§ **TASK**
Which lines in the material below contain the word "drives"? Copy each of them.

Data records

++++++++

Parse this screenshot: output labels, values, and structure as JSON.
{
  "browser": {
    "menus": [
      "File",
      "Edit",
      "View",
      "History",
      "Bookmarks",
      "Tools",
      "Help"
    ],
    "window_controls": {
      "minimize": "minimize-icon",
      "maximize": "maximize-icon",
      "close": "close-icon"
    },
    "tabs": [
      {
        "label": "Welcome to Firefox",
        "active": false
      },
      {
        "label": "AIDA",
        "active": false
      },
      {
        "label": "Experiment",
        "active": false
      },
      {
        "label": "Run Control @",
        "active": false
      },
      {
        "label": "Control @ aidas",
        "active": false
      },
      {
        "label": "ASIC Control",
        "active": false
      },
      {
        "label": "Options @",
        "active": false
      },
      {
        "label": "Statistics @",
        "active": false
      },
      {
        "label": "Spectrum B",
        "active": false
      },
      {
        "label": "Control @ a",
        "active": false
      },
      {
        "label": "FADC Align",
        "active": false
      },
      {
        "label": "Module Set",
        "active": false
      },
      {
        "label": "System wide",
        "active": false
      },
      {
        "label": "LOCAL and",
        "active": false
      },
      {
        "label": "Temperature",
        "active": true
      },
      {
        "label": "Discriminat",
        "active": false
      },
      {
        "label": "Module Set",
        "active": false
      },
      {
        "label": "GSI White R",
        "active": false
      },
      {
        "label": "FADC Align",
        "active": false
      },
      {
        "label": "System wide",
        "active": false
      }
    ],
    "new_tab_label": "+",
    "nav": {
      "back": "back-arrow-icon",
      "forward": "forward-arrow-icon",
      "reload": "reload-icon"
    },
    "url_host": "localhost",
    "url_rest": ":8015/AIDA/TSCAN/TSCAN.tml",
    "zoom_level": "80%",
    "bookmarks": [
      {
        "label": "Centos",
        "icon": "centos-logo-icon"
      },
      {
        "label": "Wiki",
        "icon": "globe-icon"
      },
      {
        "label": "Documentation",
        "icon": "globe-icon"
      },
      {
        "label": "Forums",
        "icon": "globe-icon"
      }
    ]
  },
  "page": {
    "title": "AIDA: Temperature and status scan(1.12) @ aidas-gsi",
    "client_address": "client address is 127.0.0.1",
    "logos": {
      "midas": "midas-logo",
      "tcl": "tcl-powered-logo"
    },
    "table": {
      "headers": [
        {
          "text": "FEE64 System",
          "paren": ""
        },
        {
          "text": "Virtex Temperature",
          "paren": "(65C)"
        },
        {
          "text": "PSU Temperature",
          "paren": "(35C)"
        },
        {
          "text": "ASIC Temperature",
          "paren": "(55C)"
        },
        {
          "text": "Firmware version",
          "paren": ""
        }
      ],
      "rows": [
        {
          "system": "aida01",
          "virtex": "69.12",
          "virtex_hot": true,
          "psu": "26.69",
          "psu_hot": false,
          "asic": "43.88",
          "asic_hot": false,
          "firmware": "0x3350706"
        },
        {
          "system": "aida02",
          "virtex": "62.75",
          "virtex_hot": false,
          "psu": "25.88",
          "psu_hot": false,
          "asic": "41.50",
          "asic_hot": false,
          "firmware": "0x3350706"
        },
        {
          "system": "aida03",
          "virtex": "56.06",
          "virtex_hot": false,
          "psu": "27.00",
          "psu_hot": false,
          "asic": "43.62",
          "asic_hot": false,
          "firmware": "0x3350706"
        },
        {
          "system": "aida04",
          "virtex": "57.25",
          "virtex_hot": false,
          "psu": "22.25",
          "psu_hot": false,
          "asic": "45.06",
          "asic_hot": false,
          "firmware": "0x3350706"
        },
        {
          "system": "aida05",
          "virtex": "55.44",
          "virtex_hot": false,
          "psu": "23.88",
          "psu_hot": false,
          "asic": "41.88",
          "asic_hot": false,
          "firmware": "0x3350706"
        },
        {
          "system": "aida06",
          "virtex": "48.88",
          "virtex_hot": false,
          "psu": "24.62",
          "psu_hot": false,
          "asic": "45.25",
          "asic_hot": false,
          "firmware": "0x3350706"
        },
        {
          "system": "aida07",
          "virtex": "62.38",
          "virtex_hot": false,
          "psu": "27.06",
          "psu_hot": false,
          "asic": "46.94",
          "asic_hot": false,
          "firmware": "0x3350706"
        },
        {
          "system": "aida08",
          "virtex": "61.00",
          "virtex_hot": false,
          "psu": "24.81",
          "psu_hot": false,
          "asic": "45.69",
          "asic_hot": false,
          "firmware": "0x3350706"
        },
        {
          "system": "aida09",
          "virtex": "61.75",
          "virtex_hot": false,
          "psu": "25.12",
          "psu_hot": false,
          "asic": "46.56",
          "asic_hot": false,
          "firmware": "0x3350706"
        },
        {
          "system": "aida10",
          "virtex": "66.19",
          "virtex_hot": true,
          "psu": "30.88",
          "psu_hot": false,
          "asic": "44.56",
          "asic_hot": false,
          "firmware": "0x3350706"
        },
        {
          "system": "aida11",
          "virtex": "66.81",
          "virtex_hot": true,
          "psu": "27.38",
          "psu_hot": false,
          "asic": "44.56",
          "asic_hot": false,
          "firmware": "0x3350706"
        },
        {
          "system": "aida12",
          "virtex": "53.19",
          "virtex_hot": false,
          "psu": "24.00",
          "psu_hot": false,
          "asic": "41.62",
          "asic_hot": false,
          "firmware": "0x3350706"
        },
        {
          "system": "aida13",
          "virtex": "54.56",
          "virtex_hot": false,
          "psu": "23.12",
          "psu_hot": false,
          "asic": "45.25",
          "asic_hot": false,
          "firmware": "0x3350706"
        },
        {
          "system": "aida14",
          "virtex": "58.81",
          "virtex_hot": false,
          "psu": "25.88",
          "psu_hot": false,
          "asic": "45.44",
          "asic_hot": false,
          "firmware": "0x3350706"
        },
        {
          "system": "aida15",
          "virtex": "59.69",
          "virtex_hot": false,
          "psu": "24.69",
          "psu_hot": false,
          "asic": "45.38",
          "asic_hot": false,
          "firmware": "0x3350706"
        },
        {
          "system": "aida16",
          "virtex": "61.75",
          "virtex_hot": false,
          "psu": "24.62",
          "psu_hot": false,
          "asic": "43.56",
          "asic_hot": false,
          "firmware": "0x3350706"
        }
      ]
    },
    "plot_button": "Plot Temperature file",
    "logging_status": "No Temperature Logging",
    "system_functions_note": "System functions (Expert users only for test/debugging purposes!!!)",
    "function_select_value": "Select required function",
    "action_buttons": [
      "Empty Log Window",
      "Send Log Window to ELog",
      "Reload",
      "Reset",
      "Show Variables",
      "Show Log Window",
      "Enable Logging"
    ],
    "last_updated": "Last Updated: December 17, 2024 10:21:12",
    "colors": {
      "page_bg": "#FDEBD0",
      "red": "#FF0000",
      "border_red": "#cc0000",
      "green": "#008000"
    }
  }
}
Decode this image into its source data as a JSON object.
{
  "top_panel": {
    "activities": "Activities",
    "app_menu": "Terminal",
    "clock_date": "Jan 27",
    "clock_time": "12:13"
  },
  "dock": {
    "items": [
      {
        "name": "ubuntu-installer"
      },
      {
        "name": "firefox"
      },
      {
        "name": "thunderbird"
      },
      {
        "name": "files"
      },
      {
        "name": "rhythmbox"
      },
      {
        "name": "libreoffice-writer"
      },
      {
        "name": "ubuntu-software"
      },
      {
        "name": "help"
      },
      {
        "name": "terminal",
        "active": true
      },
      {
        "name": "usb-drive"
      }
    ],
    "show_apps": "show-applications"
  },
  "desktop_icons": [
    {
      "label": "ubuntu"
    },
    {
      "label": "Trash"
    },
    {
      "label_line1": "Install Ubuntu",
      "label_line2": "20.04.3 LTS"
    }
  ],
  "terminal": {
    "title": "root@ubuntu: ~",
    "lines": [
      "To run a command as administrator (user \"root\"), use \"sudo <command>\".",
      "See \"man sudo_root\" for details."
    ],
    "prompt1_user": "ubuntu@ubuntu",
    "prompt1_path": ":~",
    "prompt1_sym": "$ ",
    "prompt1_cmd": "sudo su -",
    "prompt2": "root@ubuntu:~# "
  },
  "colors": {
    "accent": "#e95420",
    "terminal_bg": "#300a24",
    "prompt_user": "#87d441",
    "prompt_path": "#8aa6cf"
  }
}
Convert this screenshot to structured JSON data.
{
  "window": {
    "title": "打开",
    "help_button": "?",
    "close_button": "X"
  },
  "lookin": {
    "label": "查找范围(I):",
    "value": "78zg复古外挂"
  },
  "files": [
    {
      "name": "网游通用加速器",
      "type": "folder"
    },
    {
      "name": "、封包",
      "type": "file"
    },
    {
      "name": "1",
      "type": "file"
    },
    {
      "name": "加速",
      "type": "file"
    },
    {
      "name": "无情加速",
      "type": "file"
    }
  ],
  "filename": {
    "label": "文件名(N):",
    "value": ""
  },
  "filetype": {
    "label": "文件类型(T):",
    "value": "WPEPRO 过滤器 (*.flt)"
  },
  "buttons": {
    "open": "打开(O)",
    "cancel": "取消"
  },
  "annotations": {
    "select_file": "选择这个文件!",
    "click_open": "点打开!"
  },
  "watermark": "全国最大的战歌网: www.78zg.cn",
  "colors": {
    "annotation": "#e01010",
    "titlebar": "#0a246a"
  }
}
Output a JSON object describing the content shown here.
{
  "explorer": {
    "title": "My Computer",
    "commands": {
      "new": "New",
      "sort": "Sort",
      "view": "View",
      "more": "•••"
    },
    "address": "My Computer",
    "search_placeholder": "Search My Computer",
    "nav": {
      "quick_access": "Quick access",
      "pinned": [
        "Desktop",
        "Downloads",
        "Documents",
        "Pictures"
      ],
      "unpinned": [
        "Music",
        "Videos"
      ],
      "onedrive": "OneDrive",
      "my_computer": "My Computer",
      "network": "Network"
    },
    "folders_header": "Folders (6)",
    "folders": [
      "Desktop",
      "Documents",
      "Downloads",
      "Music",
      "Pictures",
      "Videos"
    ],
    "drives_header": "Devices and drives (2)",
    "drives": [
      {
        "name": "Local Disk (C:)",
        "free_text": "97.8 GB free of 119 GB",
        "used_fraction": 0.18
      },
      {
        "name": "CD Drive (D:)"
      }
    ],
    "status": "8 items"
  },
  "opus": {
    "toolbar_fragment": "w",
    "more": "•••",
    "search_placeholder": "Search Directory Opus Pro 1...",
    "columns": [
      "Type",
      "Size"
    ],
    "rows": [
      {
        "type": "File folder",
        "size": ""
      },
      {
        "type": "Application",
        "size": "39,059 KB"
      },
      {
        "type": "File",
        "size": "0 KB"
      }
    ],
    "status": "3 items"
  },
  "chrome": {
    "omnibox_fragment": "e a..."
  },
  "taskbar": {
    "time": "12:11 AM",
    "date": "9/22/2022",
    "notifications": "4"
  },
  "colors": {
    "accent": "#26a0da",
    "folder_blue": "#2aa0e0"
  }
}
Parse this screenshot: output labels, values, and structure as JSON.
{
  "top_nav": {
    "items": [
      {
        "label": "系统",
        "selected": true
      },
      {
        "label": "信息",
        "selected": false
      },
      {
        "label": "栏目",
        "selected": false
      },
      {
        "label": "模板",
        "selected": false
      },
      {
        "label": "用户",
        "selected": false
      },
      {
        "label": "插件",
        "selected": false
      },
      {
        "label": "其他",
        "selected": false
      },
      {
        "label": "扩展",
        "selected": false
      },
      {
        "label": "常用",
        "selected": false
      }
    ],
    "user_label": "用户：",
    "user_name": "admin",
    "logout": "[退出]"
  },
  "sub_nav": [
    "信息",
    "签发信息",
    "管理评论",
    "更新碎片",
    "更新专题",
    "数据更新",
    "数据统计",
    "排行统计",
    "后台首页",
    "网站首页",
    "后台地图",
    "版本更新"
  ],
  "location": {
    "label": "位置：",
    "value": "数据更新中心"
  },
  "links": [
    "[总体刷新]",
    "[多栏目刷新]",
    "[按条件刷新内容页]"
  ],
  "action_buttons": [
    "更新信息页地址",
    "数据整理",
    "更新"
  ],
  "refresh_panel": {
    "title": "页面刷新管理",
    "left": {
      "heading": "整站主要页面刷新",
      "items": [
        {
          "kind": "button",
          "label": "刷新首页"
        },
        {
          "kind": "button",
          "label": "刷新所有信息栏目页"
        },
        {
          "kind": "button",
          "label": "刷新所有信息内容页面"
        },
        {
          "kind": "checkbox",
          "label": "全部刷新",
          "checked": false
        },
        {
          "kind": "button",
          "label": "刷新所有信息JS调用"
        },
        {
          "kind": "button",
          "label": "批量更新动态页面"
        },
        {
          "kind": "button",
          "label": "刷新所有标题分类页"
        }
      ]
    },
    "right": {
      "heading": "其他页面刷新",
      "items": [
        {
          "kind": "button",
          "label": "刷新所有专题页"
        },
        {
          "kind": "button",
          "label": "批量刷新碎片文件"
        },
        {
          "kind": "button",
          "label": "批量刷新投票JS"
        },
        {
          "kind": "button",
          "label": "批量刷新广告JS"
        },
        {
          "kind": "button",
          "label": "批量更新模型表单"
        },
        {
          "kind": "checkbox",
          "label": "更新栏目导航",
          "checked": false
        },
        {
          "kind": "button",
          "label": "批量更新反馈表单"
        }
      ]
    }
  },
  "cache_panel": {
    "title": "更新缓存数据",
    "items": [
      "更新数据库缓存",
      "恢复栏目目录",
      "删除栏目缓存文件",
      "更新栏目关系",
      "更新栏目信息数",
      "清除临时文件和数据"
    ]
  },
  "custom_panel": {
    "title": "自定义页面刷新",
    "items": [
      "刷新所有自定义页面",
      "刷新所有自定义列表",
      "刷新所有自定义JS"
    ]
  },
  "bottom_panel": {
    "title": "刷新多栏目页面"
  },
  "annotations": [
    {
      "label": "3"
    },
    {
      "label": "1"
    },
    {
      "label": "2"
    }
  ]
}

++++++++

§ **WRITTEN ANSWER**
    "drives_header": "Devices and drives (2)",
    "drives": [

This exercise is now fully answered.